** Begin SUPPLIED DATA **
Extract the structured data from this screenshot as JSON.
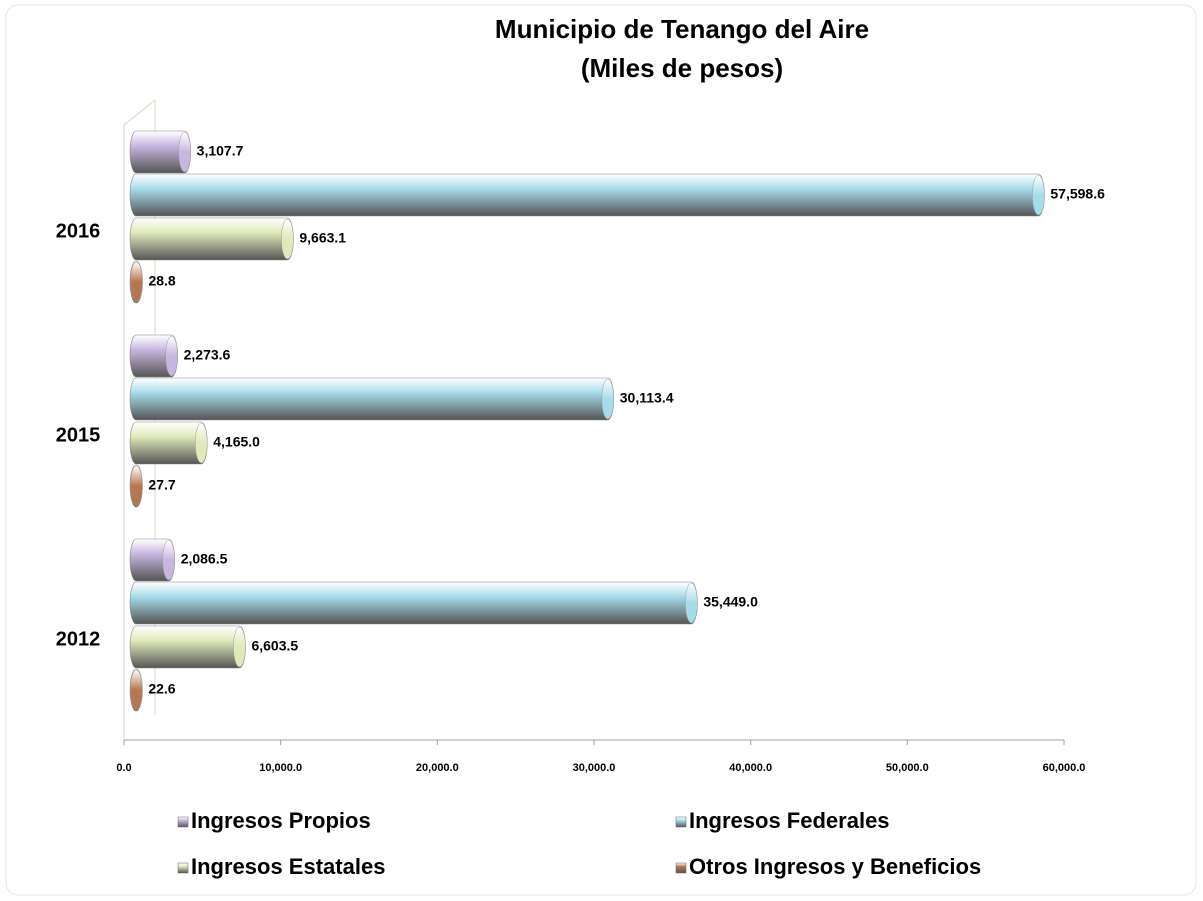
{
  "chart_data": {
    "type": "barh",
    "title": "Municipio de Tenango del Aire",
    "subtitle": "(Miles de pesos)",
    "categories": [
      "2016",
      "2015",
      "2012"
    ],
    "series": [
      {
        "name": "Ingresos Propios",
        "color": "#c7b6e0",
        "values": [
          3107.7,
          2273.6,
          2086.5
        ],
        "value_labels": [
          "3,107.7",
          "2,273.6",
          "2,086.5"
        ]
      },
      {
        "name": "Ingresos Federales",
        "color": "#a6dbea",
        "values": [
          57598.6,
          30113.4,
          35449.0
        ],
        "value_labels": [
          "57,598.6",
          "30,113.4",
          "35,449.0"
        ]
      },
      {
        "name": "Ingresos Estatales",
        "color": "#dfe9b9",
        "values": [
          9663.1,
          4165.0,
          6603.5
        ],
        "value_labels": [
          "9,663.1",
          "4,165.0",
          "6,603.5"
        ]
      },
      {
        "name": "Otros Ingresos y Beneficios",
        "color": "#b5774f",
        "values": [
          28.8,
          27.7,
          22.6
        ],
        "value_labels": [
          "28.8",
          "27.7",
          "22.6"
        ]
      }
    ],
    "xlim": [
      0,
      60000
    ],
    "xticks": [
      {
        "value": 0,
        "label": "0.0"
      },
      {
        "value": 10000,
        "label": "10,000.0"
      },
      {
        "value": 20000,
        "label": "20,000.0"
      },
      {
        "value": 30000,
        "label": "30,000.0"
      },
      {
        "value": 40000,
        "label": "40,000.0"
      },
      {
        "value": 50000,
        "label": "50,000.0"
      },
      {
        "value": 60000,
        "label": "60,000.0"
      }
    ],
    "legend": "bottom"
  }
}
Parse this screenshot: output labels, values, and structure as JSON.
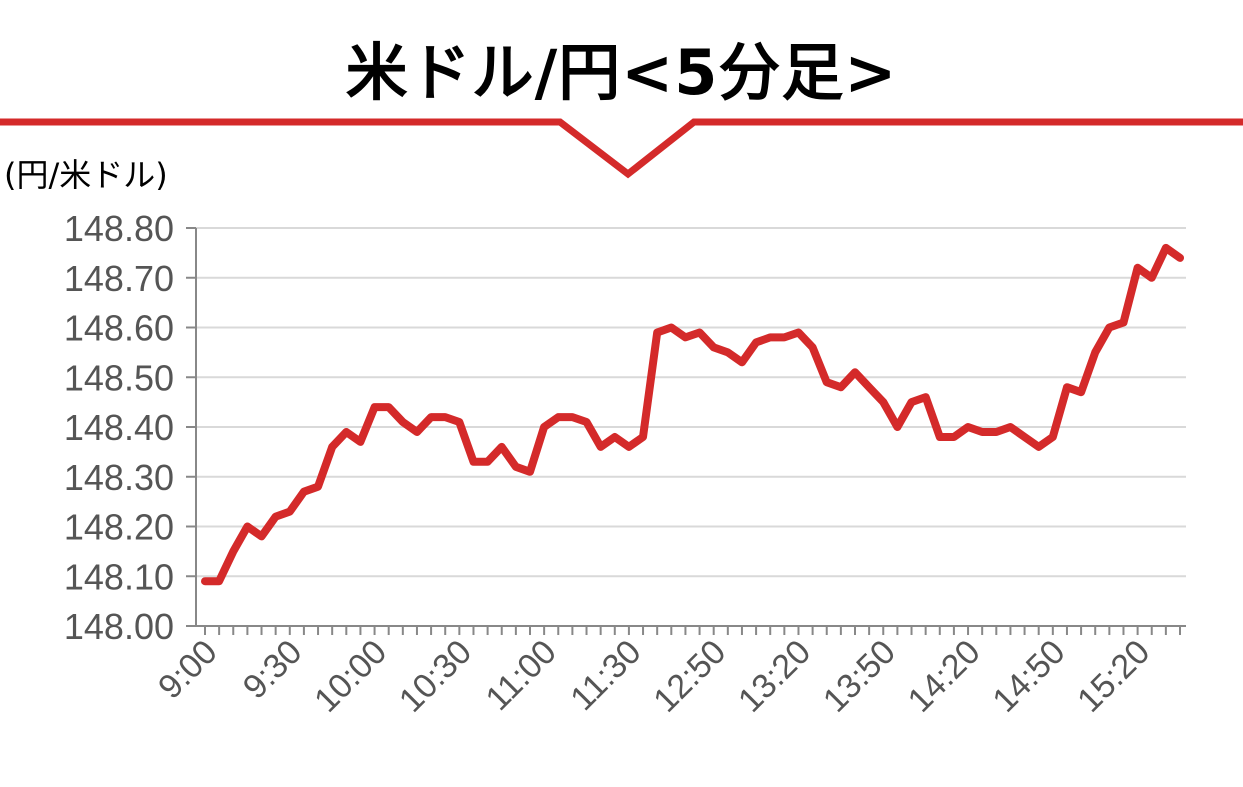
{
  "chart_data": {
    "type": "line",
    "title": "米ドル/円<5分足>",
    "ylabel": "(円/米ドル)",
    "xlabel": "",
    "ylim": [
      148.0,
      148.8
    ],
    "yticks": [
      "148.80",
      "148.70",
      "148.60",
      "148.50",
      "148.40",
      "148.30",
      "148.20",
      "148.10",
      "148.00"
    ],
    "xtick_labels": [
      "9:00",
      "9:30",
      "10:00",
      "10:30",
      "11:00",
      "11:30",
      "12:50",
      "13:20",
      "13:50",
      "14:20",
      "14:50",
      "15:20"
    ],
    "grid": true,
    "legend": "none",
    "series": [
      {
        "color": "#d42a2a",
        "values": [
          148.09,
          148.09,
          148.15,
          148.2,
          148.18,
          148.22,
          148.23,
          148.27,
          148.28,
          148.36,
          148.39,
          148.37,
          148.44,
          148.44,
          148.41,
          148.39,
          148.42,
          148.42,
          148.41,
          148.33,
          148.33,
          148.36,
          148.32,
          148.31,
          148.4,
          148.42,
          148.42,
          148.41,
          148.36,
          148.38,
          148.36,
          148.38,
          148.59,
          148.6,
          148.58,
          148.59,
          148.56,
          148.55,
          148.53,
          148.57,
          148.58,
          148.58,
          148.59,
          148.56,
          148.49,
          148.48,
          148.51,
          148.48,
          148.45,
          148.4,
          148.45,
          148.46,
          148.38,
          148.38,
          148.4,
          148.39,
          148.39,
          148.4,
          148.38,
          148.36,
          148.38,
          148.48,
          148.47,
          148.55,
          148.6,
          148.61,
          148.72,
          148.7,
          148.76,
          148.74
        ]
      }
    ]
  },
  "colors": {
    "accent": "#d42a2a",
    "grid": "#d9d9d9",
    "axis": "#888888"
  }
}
** End SUPPLIED DATA **
◆ REQUIRED WORK:
Report each line of the material above where the word "this" appears.

◆ EXPECTED OUTPUT:
Extract the structured data from this screenshot as JSON.
Parse this screenshot: output labels, values, and structure as JSON.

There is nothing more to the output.